■ Record extracts
— Begin —
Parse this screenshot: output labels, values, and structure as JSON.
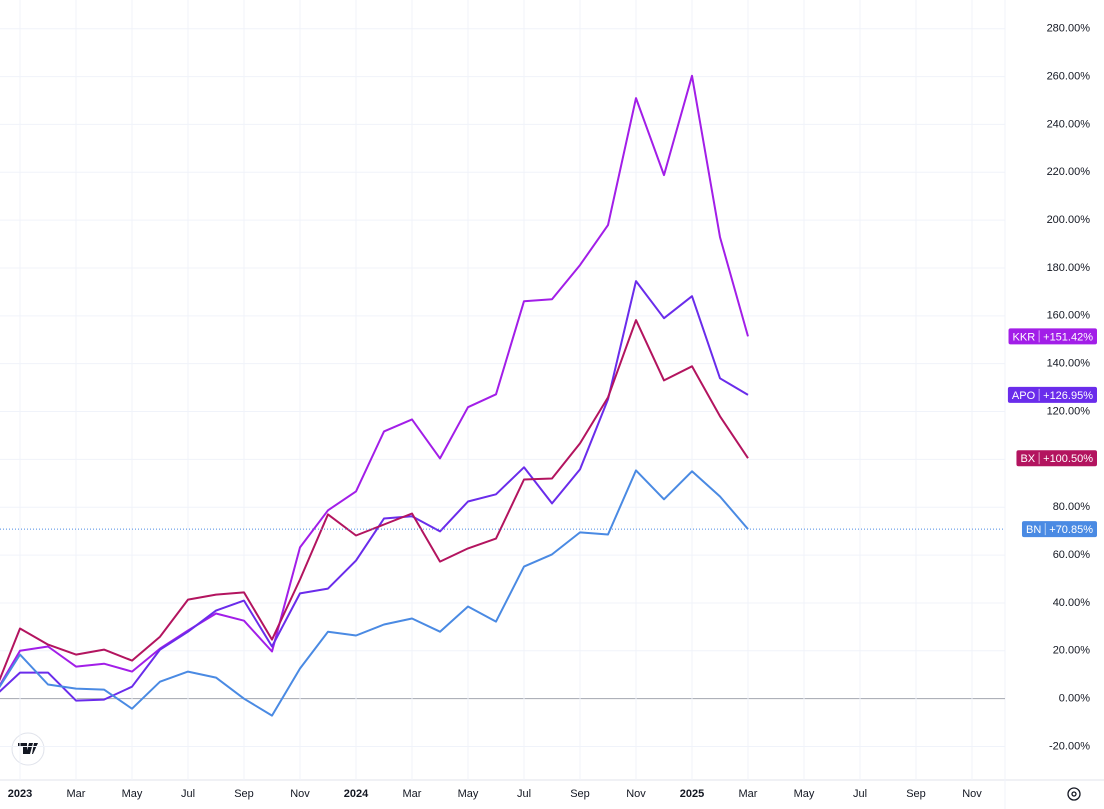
{
  "chart_data": {
    "type": "line",
    "x": [
      "2022-12",
      "2023-01",
      "2023-02",
      "2023-03",
      "2023-04",
      "2023-05",
      "2023-06",
      "2023-07",
      "2023-08",
      "2023-09",
      "2023-10",
      "2023-11",
      "2023-12",
      "2024-01",
      "2024-02",
      "2024-03",
      "2024-04",
      "2024-05",
      "2024-06",
      "2024-07",
      "2024-08",
      "2024-09",
      "2024-10",
      "2024-11",
      "2024-12",
      "2025-01",
      "2025-02",
      "2025-03"
    ],
    "series": [
      {
        "name": "KKR",
        "color": "#a21ee8",
        "last_value_label": "+151.42%",
        "values": [
          0,
          20,
          21.8,
          13.4,
          14.6,
          11.3,
          20.9,
          28.5,
          35.6,
          32.6,
          19.7,
          63.2,
          78.7,
          86.6,
          111.7,
          116.7,
          100.4,
          121.8,
          127.2,
          166.1,
          166.9,
          181.2,
          197.9,
          251,
          218.8,
          260.3,
          192.9,
          151.42
        ]
      },
      {
        "name": "APO",
        "color": "#6a2ceb",
        "last_value_label": "+126.95%",
        "values": [
          0,
          10.9,
          10.9,
          -0.8,
          -0.4,
          5,
          20.5,
          28,
          36.8,
          41,
          21.8,
          44,
          46,
          57.7,
          75.3,
          76.2,
          69.9,
          82.4,
          85.4,
          96.7,
          81.6,
          95.8,
          125.1,
          174.5,
          159,
          168.2,
          133.9,
          126.95
        ]
      },
      {
        "name": "BX",
        "color": "#b3145f",
        "last_value_label": "+100.50%",
        "values": [
          0,
          29.3,
          22.6,
          18.4,
          20.5,
          15.9,
          25.9,
          41.4,
          43.5,
          44.4,
          24.7,
          49.8,
          77,
          68.2,
          72.8,
          77.4,
          57.3,
          62.8,
          66.9,
          91.6,
          92,
          106.7,
          125.9,
          158.2,
          133,
          138.9,
          118,
          100.5
        ]
      },
      {
        "name": "BN",
        "color": "#4a8ae3",
        "last_value_label": "+70.85%",
        "values": [
          0,
          18.4,
          5.9,
          4.2,
          3.8,
          -4.2,
          7.1,
          11.3,
          8.8,
          0,
          -7.1,
          12.6,
          28,
          26.4,
          31,
          33.5,
          28,
          38.5,
          32.2,
          55.2,
          60.3,
          69.5,
          68.6,
          95.4,
          83.3,
          95,
          84.5,
          70.85
        ]
      }
    ],
    "xlim": [
      "2022-12",
      "2025-12"
    ],
    "xticks": [
      {
        "value": "2023-01",
        "label": "2023"
      },
      {
        "value": "2023-03",
        "label": "Mar"
      },
      {
        "value": "2023-05",
        "label": "May"
      },
      {
        "value": "2023-07",
        "label": "Jul"
      },
      {
        "value": "2023-09",
        "label": "Sep"
      },
      {
        "value": "2023-11",
        "label": "Nov"
      },
      {
        "value": "2024-01",
        "label": "2024"
      },
      {
        "value": "2024-03",
        "label": "Mar"
      },
      {
        "value": "2024-05",
        "label": "May"
      },
      {
        "value": "2024-07",
        "label": "Jul"
      },
      {
        "value": "2024-09",
        "label": "Sep"
      },
      {
        "value": "2024-11",
        "label": "Nov"
      },
      {
        "value": "2025-01",
        "label": "2025"
      },
      {
        "value": "2025-03",
        "label": "Mar"
      },
      {
        "value": "2025-05",
        "label": "May"
      },
      {
        "value": "2025-07",
        "label": "Jul"
      },
      {
        "value": "2025-09",
        "label": "Sep"
      },
      {
        "value": "2025-11",
        "label": "Nov"
      }
    ],
    "ylim": [
      -34,
      292
    ],
    "yticks": [
      {
        "value": -20,
        "label": "-20.00%"
      },
      {
        "value": 0,
        "label": "0.00%"
      },
      {
        "value": 20,
        "label": "20.00%"
      },
      {
        "value": 40,
        "label": "40.00%"
      },
      {
        "value": 60,
        "label": "60.00%"
      },
      {
        "value": 80,
        "label": "80.00%"
      },
      {
        "value": 100,
        "label": "100.00%"
      },
      {
        "value": 120,
        "label": "120.00%"
      },
      {
        "value": 140,
        "label": "140.00%"
      },
      {
        "value": 160,
        "label": "160.00%"
      },
      {
        "value": 180,
        "label": "180.00%"
      },
      {
        "value": 200,
        "label": "200.00%"
      },
      {
        "value": 220,
        "label": "220.00%"
      },
      {
        "value": 240,
        "label": "240.00%"
      },
      {
        "value": 260,
        "label": "260.00%"
      },
      {
        "value": 280,
        "label": "280.00%"
      }
    ],
    "grid": true
  }
}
— End —
■ What the task requires
Collect, from the material above, every line containing the word "color".

■ Response to the exercise
        "color": "#a21ee8",
        "color": "#6a2ceb",
        "color": "#b3145f",
        "color": "#4a8ae3",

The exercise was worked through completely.